▸ **Problem details**:
Without the pictures, return each record as it appears.

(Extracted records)
_ _ _ _

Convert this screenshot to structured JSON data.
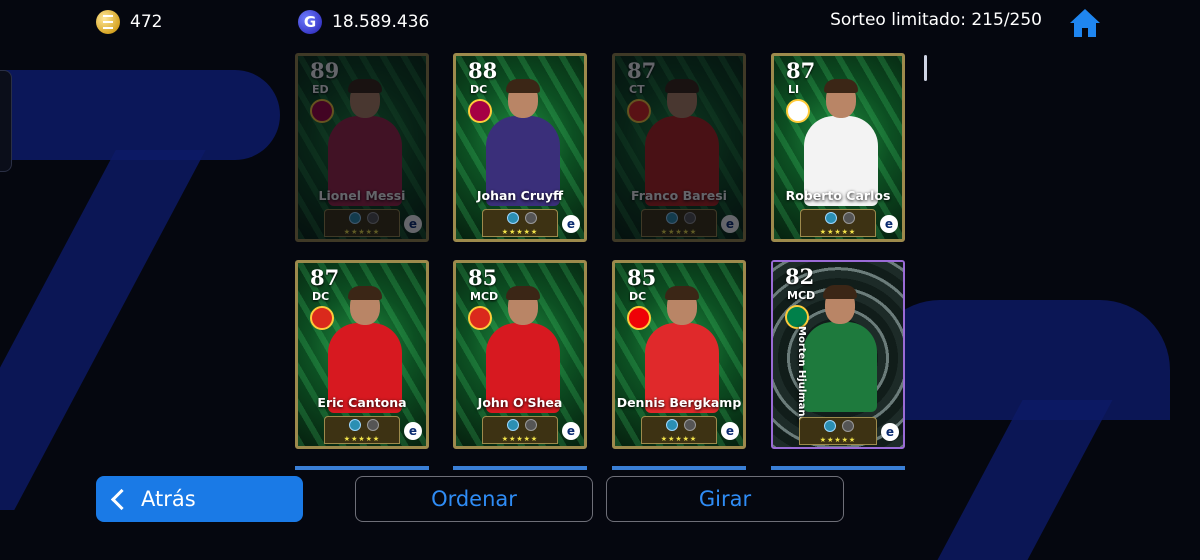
{
  "topbar": {
    "coins": "472",
    "gp": "18.589.436",
    "draw_status": "Sorteo limitado: 215/250"
  },
  "cards": [
    {
      "rating": "89",
      "position": "ED",
      "name": "Lionel Messi",
      "state": "dim",
      "kit": "#a3254a",
      "club_color": "#a50044"
    },
    {
      "rating": "88",
      "position": "DC",
      "name": "Johan Cruyff",
      "state": "normal",
      "kit": "#3a2f7a",
      "club_color": "#a50044"
    },
    {
      "rating": "87",
      "position": "CT",
      "name": "Franco Baresi",
      "state": "dim",
      "kit": "#b8231f",
      "club_color": "#e32221"
    },
    {
      "rating": "87",
      "position": "LI",
      "name": "Roberto Carlos",
      "state": "normal",
      "kit": "#f3f3f3",
      "club_color": "#ffffff"
    },
    {
      "rating": "87",
      "position": "DC",
      "name": "Eric Cantona",
      "state": "normal",
      "kit": "#d71920",
      "club_color": "#da291c"
    },
    {
      "rating": "85",
      "position": "MCD",
      "name": "John O'Shea",
      "state": "normal",
      "kit": "#d71920",
      "club_color": "#da291c"
    },
    {
      "rating": "85",
      "position": "DC",
      "name": "Dennis Bergkamp",
      "state": "normal",
      "kit": "#e0292b",
      "club_color": "#ef0107"
    },
    {
      "rating": "82",
      "position": "MCD",
      "name": "Morten Hjulmand",
      "state": "selected",
      "kit": "#1e7a3d",
      "club_color": "#00804a"
    }
  ],
  "stars": "★★★★★",
  "e_logo": "e",
  "buttons": {
    "back": "Atrás",
    "sort": "Ordenar",
    "spin": "Girar"
  },
  "colors": {
    "accent_blue": "#1a7ae6",
    "card_gold_border": "#9d8a4c",
    "selected_border": "#9a6bd6"
  },
  "icons": [
    "efootball-coin-icon",
    "gp-icon",
    "home-icon",
    "chevron-left-icon",
    "club-crest-icon"
  ]
}
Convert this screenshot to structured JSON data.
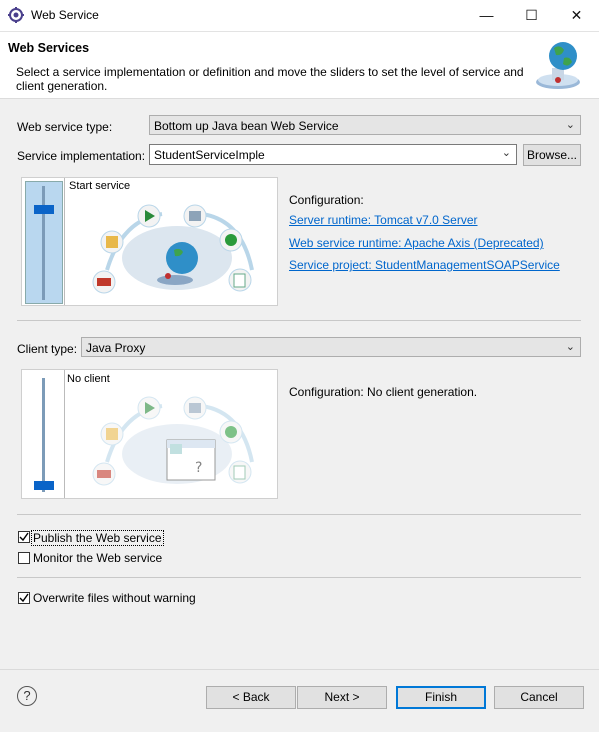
{
  "window": {
    "title": "Web Service"
  },
  "header": {
    "title": "Web Services",
    "description": "Select a service implementation or definition and move the sliders to set the level of service and client generation."
  },
  "service": {
    "type_label": "Web service type:",
    "type_value": "Bottom up Java bean Web Service",
    "impl_label": "Service implementation:",
    "impl_value": "StudentServiceImple",
    "browse_label": "Browse...",
    "slider_level_label": "Start service",
    "config_title": "Configuration:",
    "server_runtime": "Server runtime: Tomcat v7.0 Server",
    "ws_runtime": "Web service runtime: Apache Axis (Deprecated)",
    "service_project": "Service project: StudentManagementSOAPService"
  },
  "client": {
    "type_label": "Client type:",
    "type_value": "Java Proxy",
    "slider_level_label": "No client",
    "config_text": "Configuration: No client generation."
  },
  "options": {
    "publish": {
      "label": "Publish the Web service",
      "checked": true
    },
    "monitor": {
      "label": "Monitor the Web service",
      "checked": false
    },
    "overwrite": {
      "label": "Overwrite files without warning",
      "checked": true
    }
  },
  "footer": {
    "help": "?",
    "back": "< Back",
    "next": "Next >",
    "finish": "Finish",
    "cancel": "Cancel"
  },
  "colors": {
    "accent": "#0066cc",
    "slider_thumb": "#0a64c8",
    "track_fill": "#b9d7ef"
  }
}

_ _ _ _

▸ **Exercise answer**:
Convert this screenshot to structured JSON data.
{
  "topbar": {
    "coins": "472",
    "gp": "18.589.436",
    "draw_status": "Sorteo limitado: 215/250"
  },
  "cards": [
    {
      "rating": "89",
      "position": "ED",
      "name": "Lionel Messi",
      "state": "dim",
      "kit": "#a3254a",
      "club_color": "#a50044"
    },
    {
      "rating": "88",
      "position": "DC",
      "name": "Johan Cruyff",
      "state": "normal",
      "kit": "#3a2f7a",
      "club_color": "#a50044"
    },
    {
      "rating": "87",
      "position": "CT",
      "name": "Franco Baresi",
      "state": "dim",
      "kit": "#b8231f",
      "club_color": "#e32221"
    },
    {
      "rating": "87",
      "position": "LI",
      "name": "Roberto Carlos",
      "state": "normal",
      "kit": "#f3f3f3",
      "club_color": "#ffffff"
    },
    {
      "rating": "87",
      "position": "DC",
      "name": "Eric Cantona",
      "state": "normal",
      "kit": "#d71920",
      "club_color": "#da291c"
    },
    {
      "rating": "85",
      "position": "MCD",
      "name": "John O'Shea",
      "state": "normal",
      "kit": "#d71920",
      "club_color": "#da291c"
    },
    {
      "rating": "85",
      "position": "DC",
      "name": "Dennis Bergkamp",
      "state": "normal",
      "kit": "#e0292b",
      "club_color": "#ef0107"
    },
    {
      "rating": "82",
      "position": "MCD",
      "name": "Morten Hjulmand",
      "state": "selected",
      "kit": "#1e7a3d",
      "club_color": "#00804a"
    }
  ],
  "stars": "★★★★★",
  "e_logo": "e",
  "buttons": {
    "back": "Atrás",
    "sort": "Ordenar",
    "spin": "Girar"
  },
  "colors": {
    "accent_blue": "#1a7ae6",
    "card_gold_border": "#9d8a4c",
    "selected_border": "#9a6bd6"
  },
  "icons": [
    "efootball-coin-icon",
    "gp-icon",
    "home-icon",
    "chevron-left-icon",
    "club-crest-icon"
  ]
}
Convert this screenshot to structured JSON data.
{
  "window": {
    "title": "Web Service"
  },
  "header": {
    "title": "Web Services",
    "description": "Select a service implementation or definition and move the sliders to set the level of service and client generation."
  },
  "service": {
    "type_label": "Web service type:",
    "type_value": "Bottom up Java bean Web Service",
    "impl_label": "Service implementation:",
    "impl_value": "StudentServiceImple",
    "browse_label": "Browse...",
    "slider_level_label": "Start service",
    "config_title": "Configuration:",
    "server_runtime": "Server runtime: Tomcat v7.0 Server",
    "ws_runtime": "Web service runtime: Apache Axis (Deprecated)",
    "service_project": "Service project: StudentManagementSOAPService"
  },
  "client": {
    "type_label": "Client type:",
    "type_value": "Java Proxy",
    "slider_level_label": "No client",
    "config_text": "Configuration: No client generation."
  },
  "options": {
    "publish": {
      "label": "Publish the Web service",
      "checked": true
    },
    "monitor": {
      "label": "Monitor the Web service",
      "checked": false
    },
    "overwrite": {
      "label": "Overwrite files without warning",
      "checked": true
    }
  },
  "footer": {
    "help": "?",
    "back": "< Back",
    "next": "Next >",
    "finish": "Finish",
    "cancel": "Cancel"
  },
  "colors": {
    "accent": "#0066cc",
    "slider_thumb": "#0a64c8",
    "track_fill": "#b9d7ef"
  }
}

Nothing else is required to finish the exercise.